• Problem description: For every line in the records that has the word "take", make a copy.

• Material for this exercise:
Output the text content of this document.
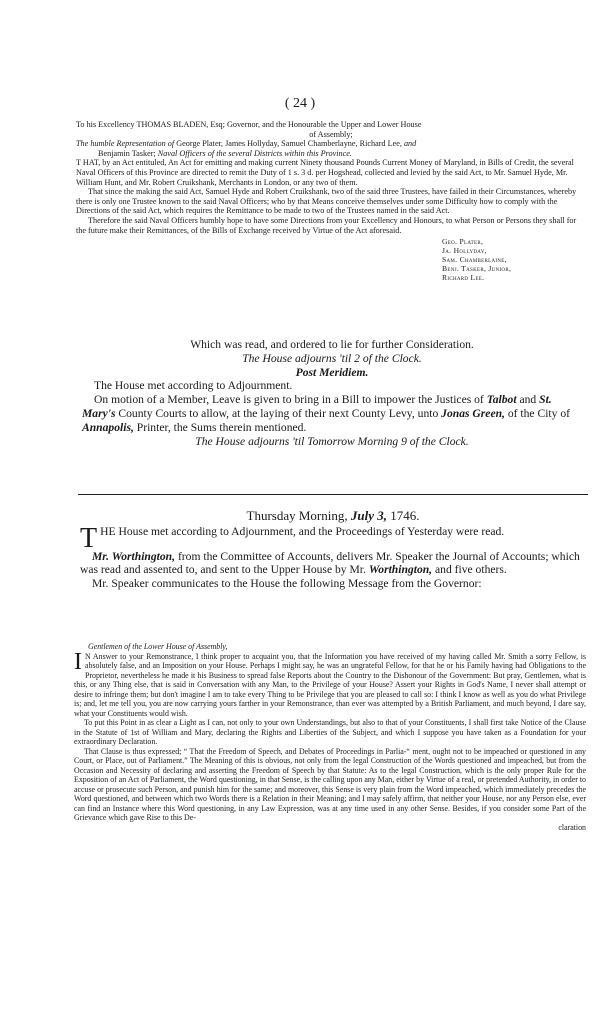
( 24 )

To his Excellency THOMAS BLADEN, Esq; Governor, and the Honourable the Upper and Lower House

of Assembly;

The humble Representation of George Plater, James Hollyday, Samuel Chamberlayne, Richard Lee, and

Benjamin Tasker; Naval Officers of the several Districts within this Province.

T HAT, by an Act entituled, An Act for emitting and making current Ninety thousand Pounds Current Money of Maryland, in Bills of Credit, the several Naval Officers of this Province are directed to remit the Duty of 1 s. 3 d. per Hogshead, collected and levied by the said Act, to Mr. Samuel Hyde, Mr. William Hunt, and Mr. Robert Cruikshank, Merchants in London, or any two of them.

That since the making the said Act, Samuel Hyde and Robert Cruikshank, two of the said three Trustees, have failed in their Circumstances, whereby there is only one Trustee known to the said Naval Officers; who by that Means conceive themselves under some Difficulty how to comply with the Directions of the said Act, which requires the Remittance to be made to two of the Trustees named in the said Act.

Therefore the said Naval Officers humbly hope to have some Directions from your Excellency and Honours, to what Person or Persons they shall for the future make their Remittances, of the Bills of Exchange received by Virtue of the Act aforesaid.

Geo. Plater,
Ja. Hollyday,
Sam. Chamberlaine,
Benj. Tasker, Junior,
Richard Lee.

Which was read, and ordered to lie for further Consideration.

The House adjourns 'til 2 of the Clock.

Post Meridiem.

The House met according to Adjournment.

On motion of a Member, Leave is given to bring in a Bill to impower the Justices of Talbot and St. Mary's County Courts to allow, at the laying of their next County Levy, unto Jonas Green, of the City of Annapolis, Printer, the Sums therein mentioned.

The House adjourns 'til Tomorrow Morning 9 of the Clock.

Thursday Morning, July 3, 1746.

THE House met according to Adjournment, and the Proceedings of Yesterday were read.

Mr. Worthington, from the Committee of Accounts, delivers Mr. Speaker the Journal of Accounts; which was read and assented to, and sent to the Upper House by Mr. Worthington, and five others.

Mr. Speaker communicates to the House the following Message from the Governor:

Gentlemen of the Lower House of Assembly,

I N Answer to your Remonstrance, I think proper to acquaint you, that the Information you have received of my having called Mr. Smith a sorry Fellow, is absolutely false, and an Imposition on your House. Perhaps I might say, he was an ungrateful Fellow, for that he or his Family having had Obligations to the Proprietor, nevertheless he made it his Business to spread false Reports about the Country to the Dishonour of the Government: But pray, Gentlemen, what is this, or any Thing else, that is said in Conversation with any Man, to the Privilege of your House? Assert your Rights in God's Name, I never shall attempt or desire to infringe them; but don't imagine I am to take every Thing to be Privilege that you are pleased to call so: I think I know as well as you do what Privilege is; and, let me tell you, you are now carrying yours farther in your Remonstrance, than ever was attempted by a British Parliament, and much beyond, I dare say, what your Constituents would wish.

To put this Point in as clear a Light as I can, not only to your own Understandings, but also to that of your Constituents, I shall first take Notice of the Clause in the Statute of 1st of William and Mary, declaring the Rights and Liberties of the Subject, and which I suppose you have taken as a Foundation for your extraordinary Declaration.

That Clause is thus expressed; “ That the Freedom of Speech, and Debates of Proceedings in Parlia-“ ment, ought not to be impeached or questioned in any Court, or Place, out of Parliament.” The Meaning of this is obvious, not only from the legal Construction of the Words questioned and impeached, but from the Occasion and Necessity of declaring and asserting the Freedom of Speech by that Statute: As to the legal Construction, which is the only proper Rule for the Exposition of an Act of Parliament, the Word questioning, in that Sense, is the calling upon any Man, either by Virtue of a real, or pretended Authority, in order to accuse or prosecute such Person, and punish him for the same; and moreover, this Sense is very plain from the Word impeached, which immediately precedes the Word questioned, and between which two Words there is a Relation in their Meaning; and I may safely affirm, that neither your House, nor any Person else, ever can find an Instance where this Word questioning, in any Law Expression, was at any time used in any other Sense. Besides, if you consider some Part of the Grievance which gave Rise to this De-

claration
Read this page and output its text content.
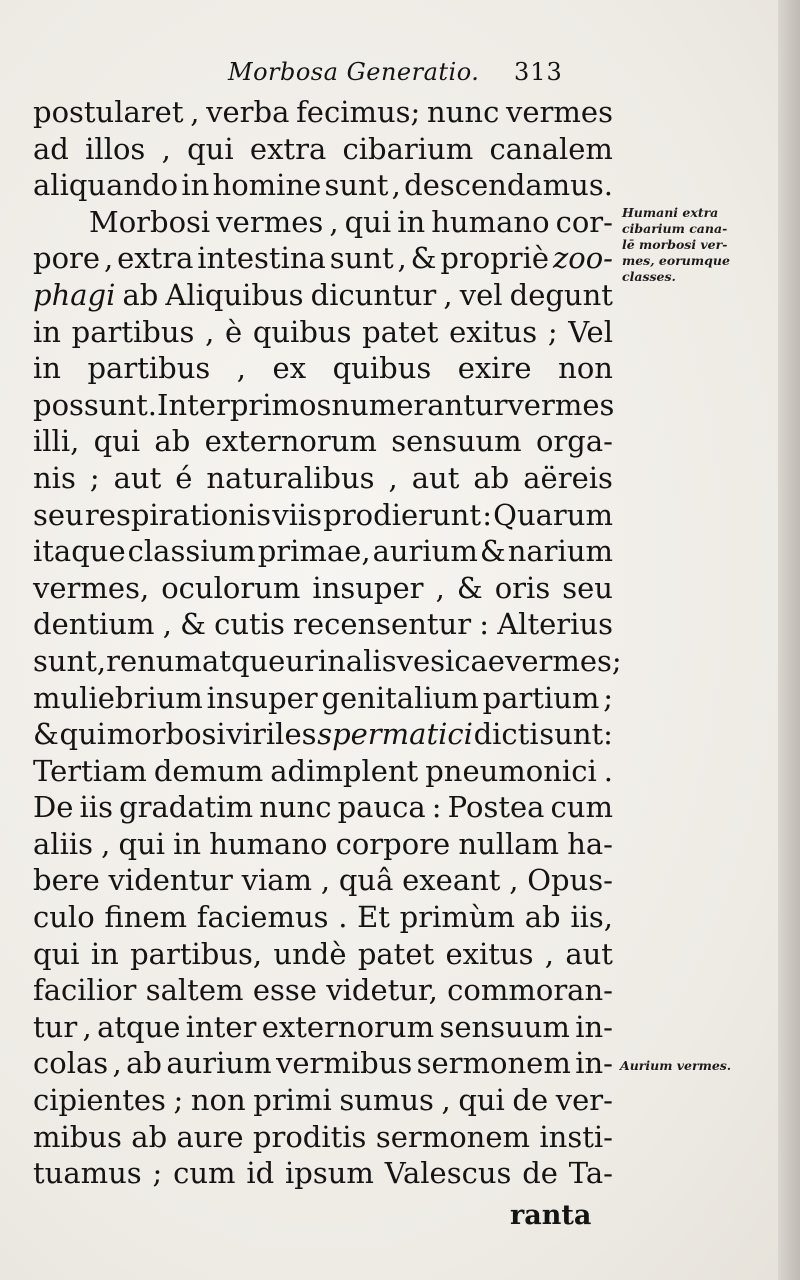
Morbosa Generatio. 313
postularet , verba fecimus; nunc vermes
ad illos , qui extra cibarium canalem
aliquando in homine sunt , descendamus.
Morbosi vermes , qui in humano cor-
pore , extra intestina sunt , & propriè zoo-
phagi ab Aliquibus dicuntur , vel degunt
in partibus , è quibus patet exitus ; Vel
in partibus , ex quibus exire non
possunt . Inter primos numerantur vermes
illi, qui ab externorum sensuum orga-
nis ; aut é naturalibus , aut ab aëreis
seu respirationis viis prodierunt : Quarum
itaque classium primae, aurium & narium
vermes, oculorum insuper , & oris seu
dentium , & cutis recensentur : Alterius
sunt , renum atque urinalis vesicae vermes;
muliebrium insuper genitalium partium ;
& qui morbosi viriles spermatici dicti sunt:
Tertiam demum adimplent pneumonici .
De iis gradatim nunc pauca : Postea cum
aliis , qui in humano corpore nullam ha-
bere videntur viam , quâ exeant , Opus-
culo finem faciemus . Et primùm ab iis,
qui in partibus, undè patet exitus , aut
facilior saltem esse videtur, commoran-
tur , atque inter externorum sensuum in-
colas , ab aurium vermibus sermonem in-
cipientes ; non primi sumus , qui de ver-
mibus ab aure proditis sermonem insti-
tuamus ; cum id ipsum Valescus de Ta-
ranta
Humani extra
cibarium cana-
lē morbosi ver-
mes, eorumque
classes.
Aurium vermes.
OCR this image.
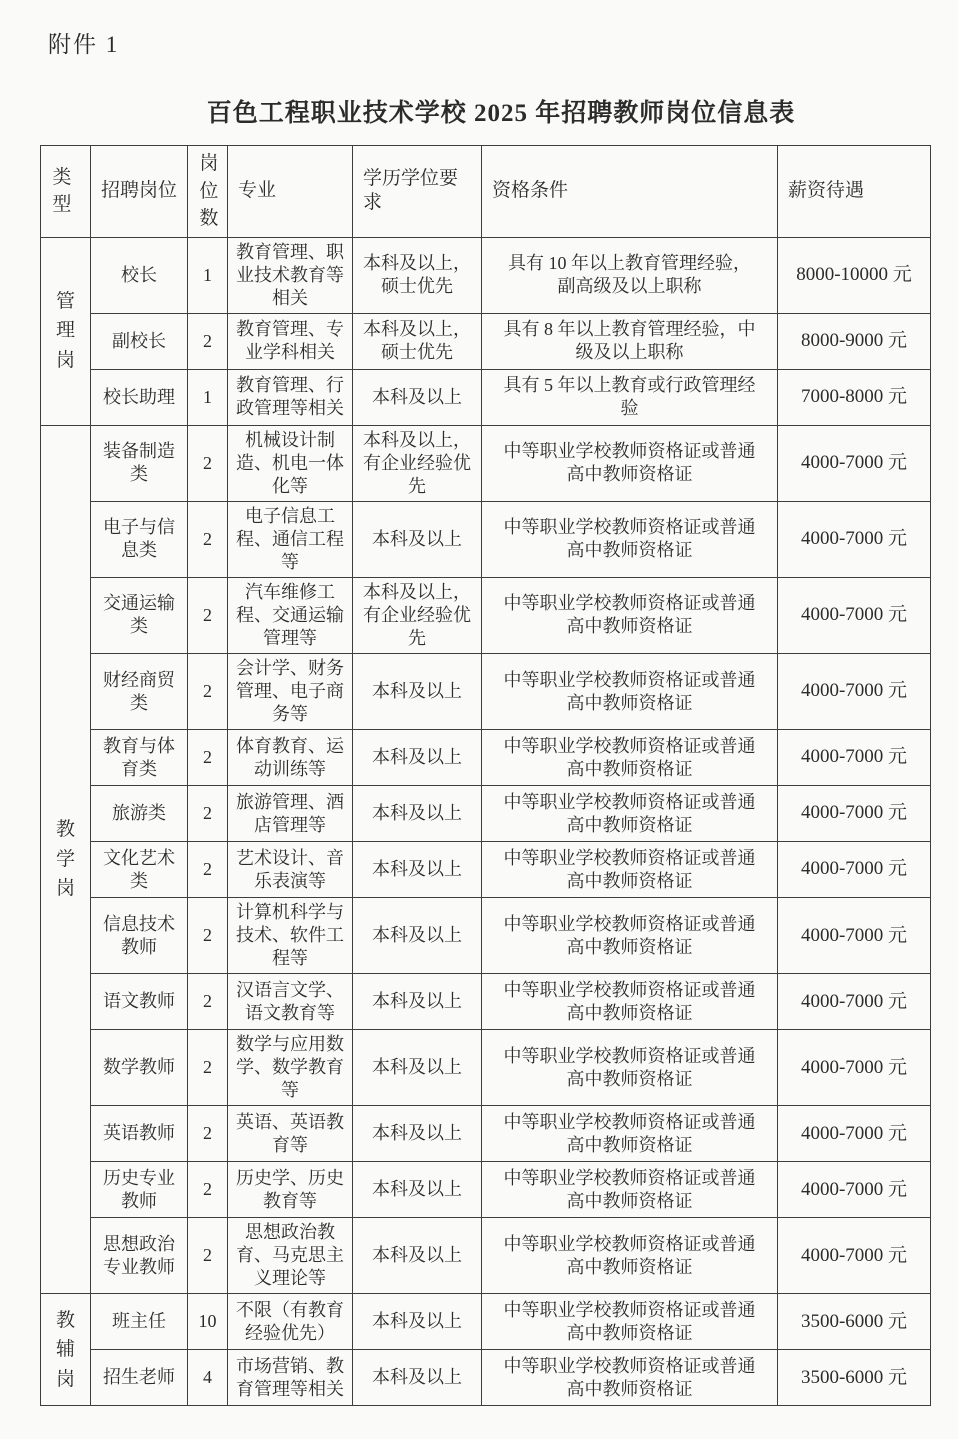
附件 1
百色工程职业技术学校 2025 年招聘教师岗位信息表
类型	招聘岗位	岗位数	专业	学历学位要求	资格条件	薪资待遇
管理岗	校长	1	教育管理、职业技术教育等相关	本科及以上，硕士优先	具有 10 年以上教育管理经验，副高级及以上职称	8000-10000 元
	副校长	2	教育管理、专业学科相关	本科及以上，硕士优先	具有 8 年以上教育管理经验，中级及以上职称	8000-9000 元
	校长助理	1	教育管理、行政管理等相关	本科及以上	具有 5 年以上教育或行政管理经验	7000-8000 元
教学岗	装备制造类	2	机械设计制造、机电一体化等	本科及以上，有企业经验优先	中等职业学校教师资格证或普通高中教师资格证	4000-7000 元
	电子与信息类	2	电子信息工程、通信工程等	本科及以上	中等职业学校教师资格证或普通高中教师资格证	4000-7000 元
	交通运输类	2	汽车维修工程、交通运输管理等	本科及以上，有企业经验优先	中等职业学校教师资格证或普通高中教师资格证	4000-7000 元
	财经商贸类	2	会计学、财务管理、电子商务等	本科及以上	中等职业学校教师资格证或普通高中教师资格证	4000-7000 元
	教育与体育类	2	体育教育、运动训练等	本科及以上	中等职业学校教师资格证或普通高中教师资格证	4000-7000 元
	旅游类	2	旅游管理、酒店管理等	本科及以上	中等职业学校教师资格证或普通高中教师资格证	4000-7000 元
	文化艺术类	2	艺术设计、音乐表演等	本科及以上	中等职业学校教师资格证或普通高中教师资格证	4000-7000 元
	信息技术教师	2	计算机科学与技术、软件工程等	本科及以上	中等职业学校教师资格证或普通高中教师资格证	4000-7000 元
	语文教师	2	汉语言文学、语文教育等	本科及以上	中等职业学校教师资格证或普通高中教师资格证	4000-7000 元
	数学教师	2	数学与应用数学、数学教育等	本科及以上	中等职业学校教师资格证或普通高中教师资格证	4000-7000 元
	英语教师	2	英语、英语教育等	本科及以上	中等职业学校教师资格证或普通高中教师资格证	4000-7000 元
	历史专业教师	2	历史学、历史教育等	本科及以上	中等职业学校教师资格证或普通高中教师资格证	4000-7000 元
	思想政治专业教师	2	思想政治教育、马克思主义理论等	本科及以上	中等职业学校教师资格证或普通高中教师资格证	4000-7000 元
教辅岗	班主任	10	不限（有教育经验优先）	本科及以上	中等职业学校教师资格证或普通高中教师资格证	3500-6000 元
	招生老师	4	市场营销、教育管理等相关	本科及以上	中等职业学校教师资格证或普通高中教师资格证	3500-6000 元
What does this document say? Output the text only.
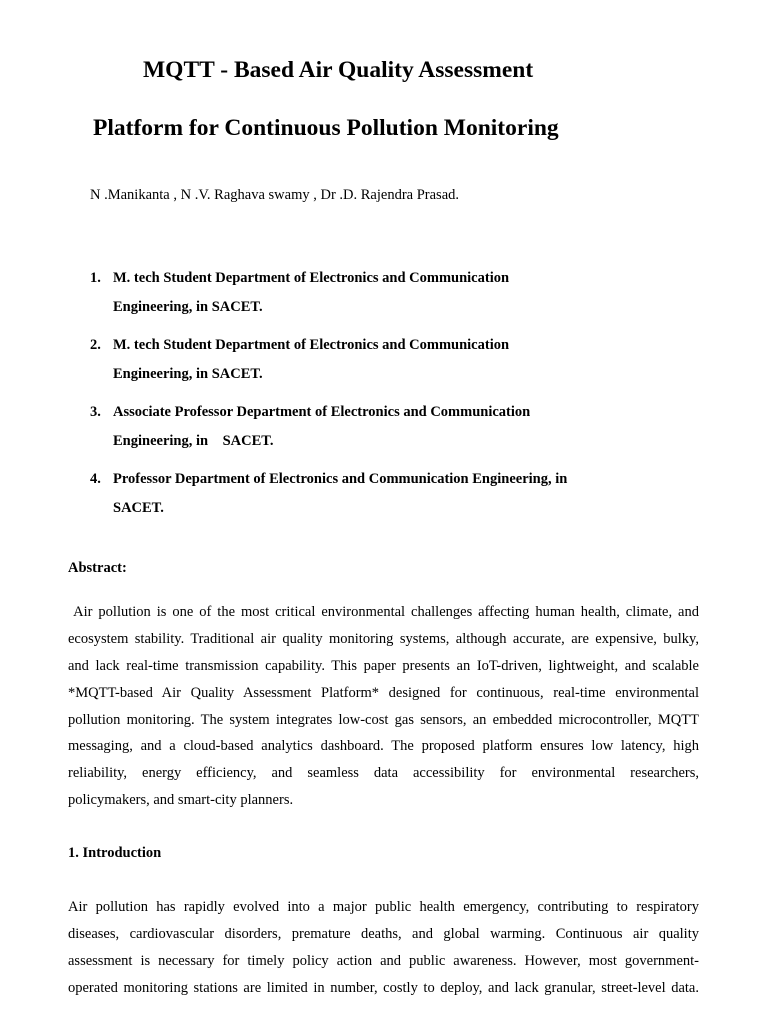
MQTT - Based Air Quality Assessment
Platform for Continuous Pollution Monitoring
N .Manikanta , N .V. Raghava swamy , Dr .D. Rajendra Prasad.
1. M. tech Student Department of Electronics and Communication
Engineering, in SACET.
2. M. tech Student Department of Electronics and Communication
Engineering, in SACET.
3. Associate Professor Department of Electronics and Communication
Engineering, in    SACET.
4. Professor Department of Electronics and Communication Engineering, in
SACET.
Abstract:
Air pollution is one of the most critical environmental challenges affecting human health, climate, and
ecosystem stability. Traditional air quality monitoring systems, although accurate, are expensive, bulky,
and lack real-time transmission capability. This paper presents an IoT-driven, lightweight, and scalable
*MQTT-based Air Quality Assessment Platform* designed for continuous, real-time environmental
pollution monitoring. The system integrates low-cost gas sensors, an embedded microcontroller, MQTT
messaging, and a cloud-based analytics dashboard. The proposed platform ensures low latency, high
reliability, energy efficiency, and seamless data accessibility for environmental researchers,
policymakers, and smart-city planners.
1. Introduction
Air pollution has rapidly evolved into a major public health emergency, contributing to respiratory
diseases, cardiovascular disorders, premature deaths, and global warming. Continuous air quality
assessment is necessary for timely policy action and public awareness. However, most government-
operated monitoring stations are limited in number, costly to deploy, and lack granular, street-level data.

• Solved exercise:
I N Answer to your Remonstrance, I think proper to acquaint you, that the Information you have received of my having called Mr. Smith a sorry Fellow, is absolutely false, and an Imposition on your House. Perhaps I might say, he was an ungrateful Fellow, for that he or his Family having had Obligations to the Proprietor, nevertheless he made it his Business to spread false Reports about the Country to the Dishonour of the Government: But pray, Gentlemen, what is this, or any Thing else, that is said in Conversation with any Man, to the Privilege of your House? Assert your Rights in God's Name, I never shall attempt or desire to infringe them; but don't imagine I am to take every Thing to be Privilege that you are pleased to call so: I think I know as well as you do what Privilege is; and, let me tell you, you are now carrying yours farther in your Remonstrance, than ever was attempted by a British Parliament, and much beyond, I dare say, what your Constituents would wish.
To put this Point in as clear a Light as I can, not only to your own Understandings, but also to that of your Constituents, I shall first take Notice of the Clause in the Statute of 1st of William and Mary, declaring the Rights and Liberties of the Subject, and which I suppose you have taken as a Foundation for your extraordinary Declaration.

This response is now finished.